* **Problem to work on**:
Copy each of the following entries exactly as it stands, without any changes.

Entries excerpted from a collection:
====
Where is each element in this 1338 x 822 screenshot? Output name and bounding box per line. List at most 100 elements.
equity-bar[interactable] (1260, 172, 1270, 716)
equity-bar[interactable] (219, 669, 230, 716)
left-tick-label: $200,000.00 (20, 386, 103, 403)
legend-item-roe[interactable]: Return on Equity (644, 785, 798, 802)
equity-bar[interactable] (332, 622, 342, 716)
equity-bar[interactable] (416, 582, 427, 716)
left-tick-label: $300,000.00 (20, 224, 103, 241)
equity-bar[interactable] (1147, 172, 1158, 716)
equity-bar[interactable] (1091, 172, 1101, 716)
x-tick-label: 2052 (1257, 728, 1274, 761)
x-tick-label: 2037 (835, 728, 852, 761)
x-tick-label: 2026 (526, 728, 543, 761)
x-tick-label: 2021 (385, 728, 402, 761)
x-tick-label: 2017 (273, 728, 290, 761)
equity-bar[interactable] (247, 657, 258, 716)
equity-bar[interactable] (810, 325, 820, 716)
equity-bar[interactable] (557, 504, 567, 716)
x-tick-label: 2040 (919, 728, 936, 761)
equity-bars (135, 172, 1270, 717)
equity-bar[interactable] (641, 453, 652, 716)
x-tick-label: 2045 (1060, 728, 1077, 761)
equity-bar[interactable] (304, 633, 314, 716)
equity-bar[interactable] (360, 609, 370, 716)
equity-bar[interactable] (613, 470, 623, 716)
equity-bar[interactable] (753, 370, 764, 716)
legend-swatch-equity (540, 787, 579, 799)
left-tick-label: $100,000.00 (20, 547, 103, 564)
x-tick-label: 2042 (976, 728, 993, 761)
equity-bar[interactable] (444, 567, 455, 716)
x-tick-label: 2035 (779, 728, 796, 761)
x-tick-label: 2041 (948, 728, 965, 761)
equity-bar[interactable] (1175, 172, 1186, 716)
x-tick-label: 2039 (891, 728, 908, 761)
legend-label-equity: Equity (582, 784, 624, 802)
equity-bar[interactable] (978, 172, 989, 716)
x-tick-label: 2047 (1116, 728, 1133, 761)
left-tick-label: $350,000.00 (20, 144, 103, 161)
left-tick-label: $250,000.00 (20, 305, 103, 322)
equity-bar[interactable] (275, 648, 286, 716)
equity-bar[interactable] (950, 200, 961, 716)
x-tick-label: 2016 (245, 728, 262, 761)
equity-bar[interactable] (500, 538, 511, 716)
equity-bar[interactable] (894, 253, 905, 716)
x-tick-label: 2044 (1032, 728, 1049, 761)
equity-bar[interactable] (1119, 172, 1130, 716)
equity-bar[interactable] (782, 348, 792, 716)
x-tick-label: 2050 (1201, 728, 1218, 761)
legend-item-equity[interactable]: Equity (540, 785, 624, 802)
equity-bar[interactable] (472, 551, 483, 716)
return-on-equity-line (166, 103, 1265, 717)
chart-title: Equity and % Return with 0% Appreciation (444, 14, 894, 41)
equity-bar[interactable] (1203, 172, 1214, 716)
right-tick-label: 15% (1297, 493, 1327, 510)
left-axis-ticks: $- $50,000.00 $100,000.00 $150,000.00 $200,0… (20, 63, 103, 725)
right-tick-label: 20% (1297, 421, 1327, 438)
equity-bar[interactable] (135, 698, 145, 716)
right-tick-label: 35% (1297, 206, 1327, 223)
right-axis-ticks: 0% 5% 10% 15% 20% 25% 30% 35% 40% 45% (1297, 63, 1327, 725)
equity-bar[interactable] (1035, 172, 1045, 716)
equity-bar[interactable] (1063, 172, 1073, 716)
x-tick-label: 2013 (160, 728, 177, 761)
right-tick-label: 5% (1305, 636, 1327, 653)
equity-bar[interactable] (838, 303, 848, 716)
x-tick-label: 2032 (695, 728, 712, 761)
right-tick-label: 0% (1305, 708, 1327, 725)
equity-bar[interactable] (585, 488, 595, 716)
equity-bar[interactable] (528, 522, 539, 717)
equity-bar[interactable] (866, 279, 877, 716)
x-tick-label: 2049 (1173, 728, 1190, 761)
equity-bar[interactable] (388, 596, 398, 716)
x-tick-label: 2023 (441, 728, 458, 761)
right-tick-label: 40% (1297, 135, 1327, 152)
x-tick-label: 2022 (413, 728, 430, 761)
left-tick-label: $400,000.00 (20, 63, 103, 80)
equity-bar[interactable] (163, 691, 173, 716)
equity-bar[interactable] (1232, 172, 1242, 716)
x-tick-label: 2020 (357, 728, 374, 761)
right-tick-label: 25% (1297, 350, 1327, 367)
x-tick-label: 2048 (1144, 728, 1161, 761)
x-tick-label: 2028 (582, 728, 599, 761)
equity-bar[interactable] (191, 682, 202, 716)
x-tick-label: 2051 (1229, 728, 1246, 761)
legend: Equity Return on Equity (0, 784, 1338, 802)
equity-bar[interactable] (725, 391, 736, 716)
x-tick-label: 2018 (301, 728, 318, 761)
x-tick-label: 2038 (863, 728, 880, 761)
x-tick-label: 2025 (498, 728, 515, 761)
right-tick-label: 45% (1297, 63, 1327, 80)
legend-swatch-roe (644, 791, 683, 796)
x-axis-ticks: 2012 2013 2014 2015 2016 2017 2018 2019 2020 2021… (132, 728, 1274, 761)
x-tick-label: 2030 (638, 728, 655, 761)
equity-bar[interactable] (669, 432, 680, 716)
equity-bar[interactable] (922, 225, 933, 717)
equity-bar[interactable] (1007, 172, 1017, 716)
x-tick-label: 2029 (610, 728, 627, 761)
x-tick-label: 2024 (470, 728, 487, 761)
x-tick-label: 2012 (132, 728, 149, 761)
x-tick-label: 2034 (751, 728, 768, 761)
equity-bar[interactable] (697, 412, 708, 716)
====
* **Correct response**:
Where is each element in this 1338 x 822 screenshot? Output name and bounding box per line. List at most 100 elements.
equity-bar[interactable] (1260, 172, 1270, 716)
equity-bar[interactable] (219, 669, 230, 716)
left-tick-label: $200,000.00 (20, 386, 103, 403)
legend-item-roe[interactable]: Return on Equity (644, 785, 798, 802)
equity-bar[interactable] (332, 622, 342, 716)
equity-bar[interactable] (416, 582, 427, 716)
left-tick-label: $300,000.00 (20, 224, 103, 241)
equity-bar[interactable] (1147, 172, 1158, 716)
equity-bar[interactable] (1091, 172, 1101, 716)
x-tick-label: 2052 (1257, 728, 1274, 761)
x-tick-label: 2037 (835, 728, 852, 761)
x-tick-label: 2026 (526, 728, 543, 761)
x-tick-label: 2021 (385, 728, 402, 761)
x-tick-label: 2017 (273, 728, 290, 761)
equity-bar[interactable] (247, 657, 258, 716)
equity-bar[interactable] (810, 325, 820, 716)
equity-bar[interactable] (557, 504, 567, 716)
x-tick-label: 2040 (919, 728, 936, 761)
equity-bars (135, 172, 1270, 717)
equity-bar[interactable] (641, 453, 652, 716)
x-tick-label: 2045 (1060, 728, 1077, 761)
equity-bar[interactable] (304, 633, 314, 716)
equity-bar[interactable] (360, 609, 370, 716)
equity-bar[interactable] (613, 470, 623, 716)
equity-bar[interactable] (753, 370, 764, 716)
legend-swatch-equity (540, 787, 579, 799)
left-tick-label: $100,000.00 (20, 547, 103, 564)
x-tick-label: 2042 (976, 728, 993, 761)
equity-bar[interactable] (444, 567, 455, 716)
x-tick-label: 2035 (779, 728, 796, 761)
x-tick-label: 2041 (948, 728, 965, 761)
equity-bar[interactable] (1175, 172, 1186, 716)
x-tick-label: 2039 (891, 728, 908, 761)
legend-label-equity: Equity (582, 784, 624, 802)
equity-bar[interactable] (978, 172, 989, 716)
x-tick-label: 2047 (1116, 728, 1133, 761)
left-tick-label: $350,000.00 (20, 144, 103, 161)
left-tick-label: $250,000.00 (20, 305, 103, 322)
equity-bar[interactable] (275, 648, 286, 716)
equity-bar[interactable] (950, 200, 961, 716)
x-tick-label: 2016 (245, 728, 262, 761)
equity-bar[interactable] (500, 538, 511, 716)
equity-bar[interactable] (894, 253, 905, 716)
x-tick-label: 2044 (1032, 728, 1049, 761)
equity-bar[interactable] (1119, 172, 1130, 716)
equity-bar[interactable] (782, 348, 792, 716)
x-tick-label: 2050 (1201, 728, 1218, 761)
legend-item-equity[interactable]: Equity (540, 785, 624, 802)
equity-bar[interactable] (472, 551, 483, 716)
return-on-equity-line (166, 103, 1265, 717)
chart-title: Equity and % Return with 0% Appreciation (444, 14, 894, 41)
equity-bar[interactable] (1203, 172, 1214, 716)
right-tick-label: 15% (1297, 493, 1327, 510)
left-axis-ticks: $- $50,000.00 $100,000.00 $150,000.00 $200,0… (20, 63, 103, 725)
right-tick-label: 20% (1297, 421, 1327, 438)
equity-bar[interactable] (135, 698, 145, 716)
right-tick-label: 35% (1297, 206, 1327, 223)
right-axis-ticks: 0% 5% 10% 15% 20% 25% 30% 35% 40% 45% (1297, 63, 1327, 725)
equity-bar[interactable] (1035, 172, 1045, 716)
equity-bar[interactable] (1063, 172, 1073, 716)
x-tick-label: 2013 (160, 728, 177, 761)
right-tick-label: 5% (1305, 636, 1327, 653)
equity-bar[interactable] (838, 303, 848, 716)
x-tick-label: 2032 (695, 728, 712, 761)
right-tick-label: 0% (1305, 708, 1327, 725)
equity-bar[interactable] (585, 488, 595, 716)
equity-bar[interactable] (528, 522, 539, 717)
equity-bar[interactable] (866, 279, 877, 716)
x-tick-label: 2049 (1173, 728, 1190, 761)
equity-bar[interactable] (388, 596, 398, 716)
x-tick-label: 2023 (441, 728, 458, 761)
right-tick-label: 40% (1297, 135, 1327, 152)
x-tick-label: 2022 (413, 728, 430, 761)
left-tick-label: $400,000.00 (20, 63, 103, 80)
equity-bar[interactable] (163, 691, 173, 716)
equity-bar[interactable] (1232, 172, 1242, 716)
x-tick-label: 2020 (357, 728, 374, 761)
right-tick-label: 25% (1297, 350, 1327, 367)
x-tick-label: 2048 (1144, 728, 1161, 761)
x-tick-label: 2028 (582, 728, 599, 761)
equity-bar[interactable] (191, 682, 202, 716)
x-tick-label: 2051 (1229, 728, 1246, 761)
legend: Equity Return on Equity (0, 784, 1338, 802)
equity-bar[interactable] (725, 391, 736, 716)
x-tick-label: 2018 (301, 728, 318, 761)
x-tick-label: 2038 (863, 728, 880, 761)
x-tick-label: 2025 (498, 728, 515, 761)
right-tick-label: 45% (1297, 63, 1327, 80)
legend-swatch-roe (644, 791, 683, 796)
x-axis-ticks: 2012 2013 2014 2015 2016 2017 2018 2019 2020 2021… (132, 728, 1274, 761)
x-tick-label: 2030 (638, 728, 655, 761)
equity-bar[interactable] (669, 432, 680, 716)
equity-bar[interactable] (922, 225, 933, 717)
equity-bar[interactable] (1007, 172, 1017, 716)
x-tick-label: 2029 (610, 728, 627, 761)
x-tick-label: 2024 (470, 728, 487, 761)
x-tick-label: 2012 (132, 728, 149, 761)
x-tick-label: 2034 (751, 728, 768, 761)
equity-bar[interactable] (697, 412, 708, 716)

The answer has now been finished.